Required task. Exact reproduction is required for all entries.

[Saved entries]
• • • • •

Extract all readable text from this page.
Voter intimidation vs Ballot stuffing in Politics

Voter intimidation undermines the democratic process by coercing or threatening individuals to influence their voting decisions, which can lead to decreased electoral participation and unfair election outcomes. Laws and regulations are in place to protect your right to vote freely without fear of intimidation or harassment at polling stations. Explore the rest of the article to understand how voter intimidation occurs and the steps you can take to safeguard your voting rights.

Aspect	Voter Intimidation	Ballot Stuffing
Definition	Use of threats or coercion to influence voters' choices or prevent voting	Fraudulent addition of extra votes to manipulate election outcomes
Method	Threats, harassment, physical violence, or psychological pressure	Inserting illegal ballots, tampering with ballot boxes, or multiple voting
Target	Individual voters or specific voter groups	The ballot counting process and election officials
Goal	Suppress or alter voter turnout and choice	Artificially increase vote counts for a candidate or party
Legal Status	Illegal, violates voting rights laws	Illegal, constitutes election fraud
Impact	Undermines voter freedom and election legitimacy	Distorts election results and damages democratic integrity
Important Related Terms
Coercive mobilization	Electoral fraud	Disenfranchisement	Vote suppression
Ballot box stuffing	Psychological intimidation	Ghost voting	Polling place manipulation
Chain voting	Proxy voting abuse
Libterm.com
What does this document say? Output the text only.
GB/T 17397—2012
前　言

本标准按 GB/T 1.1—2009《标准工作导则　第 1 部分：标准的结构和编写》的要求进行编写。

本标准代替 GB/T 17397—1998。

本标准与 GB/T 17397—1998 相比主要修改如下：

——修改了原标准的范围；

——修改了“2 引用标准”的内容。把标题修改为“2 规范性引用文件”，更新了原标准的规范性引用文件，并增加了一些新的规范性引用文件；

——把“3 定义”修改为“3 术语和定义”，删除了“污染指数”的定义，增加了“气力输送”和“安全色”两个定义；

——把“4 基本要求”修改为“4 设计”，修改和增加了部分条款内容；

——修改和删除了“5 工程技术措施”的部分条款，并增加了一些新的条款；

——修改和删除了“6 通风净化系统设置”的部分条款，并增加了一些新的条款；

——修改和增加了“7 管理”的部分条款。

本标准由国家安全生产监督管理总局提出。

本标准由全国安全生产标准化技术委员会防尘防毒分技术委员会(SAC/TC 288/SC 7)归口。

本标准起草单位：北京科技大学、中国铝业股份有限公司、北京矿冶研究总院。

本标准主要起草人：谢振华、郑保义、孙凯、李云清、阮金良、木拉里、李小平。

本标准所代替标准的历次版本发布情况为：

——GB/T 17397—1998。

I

• • • • •

Result of this exercise.
Extract all readable text from this page.
Voter intimidation vs Ballot stuffing in Politics

Voter intimidation undermines the democratic process by coercing or threatening individuals to influence their voting decisions, which can lead to decreased electoral participation and unfair election outcomes. Laws and regulations are in place to protect your right to vote freely without fear of intimidation or harassment at polling stations. Explore the rest of the article to understand how voter intimidation occurs and the steps you can take to safeguard your voting rights.

Aspect	Voter Intimidation	Ballot Stuffing
Definition	Use of threats or coercion to influence voters' choices or prevent voting	Fraudulent addition of extra votes to manipulate election outcomes
Method	Threats, harassment, physical violence, or psychological pressure	Inserting illegal ballots, tampering with ballot boxes, or multiple voting
Target	Individual voters or specific voter groups	The ballot counting process and election officials
Goal	Suppress or alter voter turnout and choice	Artificially increase vote counts for a candidate or party
Legal Status	Illegal, violates voting rights laws	Illegal, constitutes election fraud
Impact	Undermines voter freedom and election legitimacy	Distorts election results and damages democratic integrity
Important Related Terms
Coercive mobilization	Electoral fraud	Disenfranchisement	Vote suppression
Ballot box stuffing	Psychological intimidation	Ghost voting	Polling place manipulation
Chain voting	Proxy voting abuse
Libterm.com
What does this document say? Output the text only.
GB/T 17397—2012
前　言

本标准按 GB/T 1.1—2009《标准工作导则　第 1 部分：标准的结构和编写》的要求进行编写。

本标准代替 GB/T 17397—1998。

本标准与 GB/T 17397—1998 相比主要修改如下：

——修改了原标准的范围；

——修改了“2 引用标准”的内容。把标题修改为“2 规范性引用文件”，更新了原标准的规范性引用文件，并增加了一些新的规范性引用文件；

——把“3 定义”修改为“3 术语和定义”，删除了“污染指数”的定义，增加了“气力输送”和“安全色”两个定义；

——把“4 基本要求”修改为“4 设计”，修改和增加了部分条款内容；

——修改和删除了“5 工程技术措施”的部分条款，并增加了一些新的条款；

——修改和删除了“6 通风净化系统设置”的部分条款，并增加了一些新的条款；

——修改和增加了“7 管理”的部分条款。

本标准由国家安全生产监督管理总局提出。

本标准由全国安全生产标准化技术委员会防尘防毒分技术委员会(SAC/TC 288/SC 7)归口。

本标准起草单位：北京科技大学、中国铝业股份有限公司、北京矿冶研究总院。

本标准主要起草人：谢振华、郑保义、孙凯、李云清、阮金良、木拉里、李小平。

本标准所代替标准的历次版本发布情况为：

——GB/T 17397—1998。

I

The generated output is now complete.